══ Exercise input ══
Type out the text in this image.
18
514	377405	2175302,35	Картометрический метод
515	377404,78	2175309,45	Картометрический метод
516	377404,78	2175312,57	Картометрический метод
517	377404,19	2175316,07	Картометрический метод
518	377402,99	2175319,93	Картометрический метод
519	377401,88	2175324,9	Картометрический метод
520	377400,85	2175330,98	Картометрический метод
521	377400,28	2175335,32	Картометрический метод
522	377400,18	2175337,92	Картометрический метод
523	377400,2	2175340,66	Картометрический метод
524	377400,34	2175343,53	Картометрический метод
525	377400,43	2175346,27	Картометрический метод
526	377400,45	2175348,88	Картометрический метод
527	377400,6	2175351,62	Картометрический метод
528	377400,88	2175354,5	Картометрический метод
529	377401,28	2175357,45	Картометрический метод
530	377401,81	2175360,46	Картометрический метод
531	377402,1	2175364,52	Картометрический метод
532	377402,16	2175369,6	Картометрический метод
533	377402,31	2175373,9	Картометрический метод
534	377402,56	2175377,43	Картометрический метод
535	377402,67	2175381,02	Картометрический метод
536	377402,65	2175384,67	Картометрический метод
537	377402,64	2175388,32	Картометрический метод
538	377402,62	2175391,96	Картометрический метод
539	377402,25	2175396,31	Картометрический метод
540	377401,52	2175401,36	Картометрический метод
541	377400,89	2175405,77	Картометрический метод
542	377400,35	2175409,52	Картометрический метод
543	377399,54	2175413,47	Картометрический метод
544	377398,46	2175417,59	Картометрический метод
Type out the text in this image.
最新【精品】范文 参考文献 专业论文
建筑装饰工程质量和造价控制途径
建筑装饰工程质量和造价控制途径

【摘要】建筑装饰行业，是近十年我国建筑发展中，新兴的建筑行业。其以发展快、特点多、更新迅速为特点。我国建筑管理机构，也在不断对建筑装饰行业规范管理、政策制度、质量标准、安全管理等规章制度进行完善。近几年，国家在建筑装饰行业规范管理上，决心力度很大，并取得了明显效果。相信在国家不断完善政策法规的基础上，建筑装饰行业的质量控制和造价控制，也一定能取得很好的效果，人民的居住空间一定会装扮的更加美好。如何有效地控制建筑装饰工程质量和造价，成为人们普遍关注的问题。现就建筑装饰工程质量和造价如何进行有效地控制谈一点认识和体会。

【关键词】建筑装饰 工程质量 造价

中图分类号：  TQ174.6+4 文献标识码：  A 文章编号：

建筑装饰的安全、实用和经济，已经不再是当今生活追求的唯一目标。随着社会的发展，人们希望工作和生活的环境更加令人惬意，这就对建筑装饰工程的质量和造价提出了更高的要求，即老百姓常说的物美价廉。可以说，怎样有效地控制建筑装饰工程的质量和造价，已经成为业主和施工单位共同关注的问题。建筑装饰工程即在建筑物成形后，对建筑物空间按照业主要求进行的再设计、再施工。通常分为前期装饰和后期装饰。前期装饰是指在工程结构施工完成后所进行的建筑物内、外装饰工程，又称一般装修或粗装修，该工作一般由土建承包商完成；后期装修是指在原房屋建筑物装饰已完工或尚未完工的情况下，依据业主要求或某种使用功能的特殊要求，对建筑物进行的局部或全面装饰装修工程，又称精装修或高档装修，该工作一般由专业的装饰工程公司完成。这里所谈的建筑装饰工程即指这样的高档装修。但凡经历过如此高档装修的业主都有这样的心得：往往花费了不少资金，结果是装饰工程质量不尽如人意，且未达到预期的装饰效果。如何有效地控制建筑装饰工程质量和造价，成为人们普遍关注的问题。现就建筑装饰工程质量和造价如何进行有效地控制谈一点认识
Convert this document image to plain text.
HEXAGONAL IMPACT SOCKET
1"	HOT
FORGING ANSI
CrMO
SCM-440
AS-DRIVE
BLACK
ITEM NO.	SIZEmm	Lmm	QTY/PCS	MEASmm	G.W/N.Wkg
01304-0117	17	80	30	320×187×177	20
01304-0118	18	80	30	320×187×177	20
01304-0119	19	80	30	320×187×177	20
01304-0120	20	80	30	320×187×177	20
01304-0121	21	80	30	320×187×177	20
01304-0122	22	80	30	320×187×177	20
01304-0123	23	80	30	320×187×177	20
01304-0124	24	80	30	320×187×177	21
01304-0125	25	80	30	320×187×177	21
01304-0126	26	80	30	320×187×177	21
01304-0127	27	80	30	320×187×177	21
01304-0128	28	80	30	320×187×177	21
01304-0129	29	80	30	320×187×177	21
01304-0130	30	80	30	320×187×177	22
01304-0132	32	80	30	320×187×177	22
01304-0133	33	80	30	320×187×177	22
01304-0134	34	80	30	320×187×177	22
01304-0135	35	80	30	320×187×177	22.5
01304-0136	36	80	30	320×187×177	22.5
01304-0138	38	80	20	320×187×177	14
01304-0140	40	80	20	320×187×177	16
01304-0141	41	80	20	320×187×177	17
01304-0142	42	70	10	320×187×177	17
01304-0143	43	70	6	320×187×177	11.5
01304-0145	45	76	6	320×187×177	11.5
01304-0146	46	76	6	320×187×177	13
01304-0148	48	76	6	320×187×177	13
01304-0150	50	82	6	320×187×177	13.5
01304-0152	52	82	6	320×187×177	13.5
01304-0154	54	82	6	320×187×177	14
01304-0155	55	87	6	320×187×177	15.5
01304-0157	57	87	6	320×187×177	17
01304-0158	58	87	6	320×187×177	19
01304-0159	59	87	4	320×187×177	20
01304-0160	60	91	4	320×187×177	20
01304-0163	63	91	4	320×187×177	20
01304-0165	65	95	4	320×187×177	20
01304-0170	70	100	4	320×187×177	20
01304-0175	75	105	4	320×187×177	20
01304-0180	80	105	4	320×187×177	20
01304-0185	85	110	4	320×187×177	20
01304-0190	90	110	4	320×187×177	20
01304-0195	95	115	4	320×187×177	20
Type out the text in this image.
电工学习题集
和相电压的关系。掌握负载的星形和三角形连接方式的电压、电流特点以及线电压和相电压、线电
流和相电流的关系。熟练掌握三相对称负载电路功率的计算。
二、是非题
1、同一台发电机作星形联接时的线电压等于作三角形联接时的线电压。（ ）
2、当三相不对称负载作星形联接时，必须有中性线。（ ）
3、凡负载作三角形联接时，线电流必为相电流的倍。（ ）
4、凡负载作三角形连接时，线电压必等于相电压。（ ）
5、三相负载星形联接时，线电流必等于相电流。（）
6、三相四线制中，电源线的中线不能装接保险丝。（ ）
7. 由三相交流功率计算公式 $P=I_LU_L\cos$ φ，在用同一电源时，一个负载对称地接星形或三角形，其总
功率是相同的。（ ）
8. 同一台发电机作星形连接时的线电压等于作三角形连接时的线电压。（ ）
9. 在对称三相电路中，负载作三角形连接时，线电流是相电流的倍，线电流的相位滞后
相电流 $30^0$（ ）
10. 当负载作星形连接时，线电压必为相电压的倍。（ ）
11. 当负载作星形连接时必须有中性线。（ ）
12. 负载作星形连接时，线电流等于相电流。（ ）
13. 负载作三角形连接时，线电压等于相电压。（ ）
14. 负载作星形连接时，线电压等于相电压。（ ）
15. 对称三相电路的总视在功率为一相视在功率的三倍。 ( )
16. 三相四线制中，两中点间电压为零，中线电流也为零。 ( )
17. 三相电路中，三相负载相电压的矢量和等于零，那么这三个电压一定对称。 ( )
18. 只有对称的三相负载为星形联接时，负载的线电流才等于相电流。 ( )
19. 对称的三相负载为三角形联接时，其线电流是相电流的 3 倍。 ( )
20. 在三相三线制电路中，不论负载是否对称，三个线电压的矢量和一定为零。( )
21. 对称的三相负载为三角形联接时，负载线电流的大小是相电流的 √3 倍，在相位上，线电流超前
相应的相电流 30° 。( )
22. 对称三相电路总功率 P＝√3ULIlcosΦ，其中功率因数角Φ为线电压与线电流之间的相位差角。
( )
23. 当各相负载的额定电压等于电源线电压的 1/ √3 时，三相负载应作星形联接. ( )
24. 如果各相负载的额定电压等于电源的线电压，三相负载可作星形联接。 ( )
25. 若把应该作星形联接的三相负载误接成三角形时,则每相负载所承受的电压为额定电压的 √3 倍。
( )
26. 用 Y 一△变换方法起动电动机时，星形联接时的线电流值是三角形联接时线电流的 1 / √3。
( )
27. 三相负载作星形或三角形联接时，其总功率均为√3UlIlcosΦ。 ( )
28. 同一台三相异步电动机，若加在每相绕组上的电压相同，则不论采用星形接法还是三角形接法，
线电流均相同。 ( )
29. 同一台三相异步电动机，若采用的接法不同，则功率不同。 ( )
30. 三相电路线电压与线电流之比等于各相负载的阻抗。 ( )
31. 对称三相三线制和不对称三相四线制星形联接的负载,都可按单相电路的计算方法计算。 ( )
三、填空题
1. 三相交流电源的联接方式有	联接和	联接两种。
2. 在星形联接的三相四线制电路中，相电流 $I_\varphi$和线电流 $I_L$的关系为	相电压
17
═══
» Stated problem
Where does the word "同一台三相异步电动机" appear? Return each line that holds it.

» Correct response
28. 同一台三相异步电动机，若加在每相绕组上的电压相同，则不论采用星形接法还是三角形接法，
29. 同一台三相异步电动机，若采用的接法不同，则功率不同。 ( )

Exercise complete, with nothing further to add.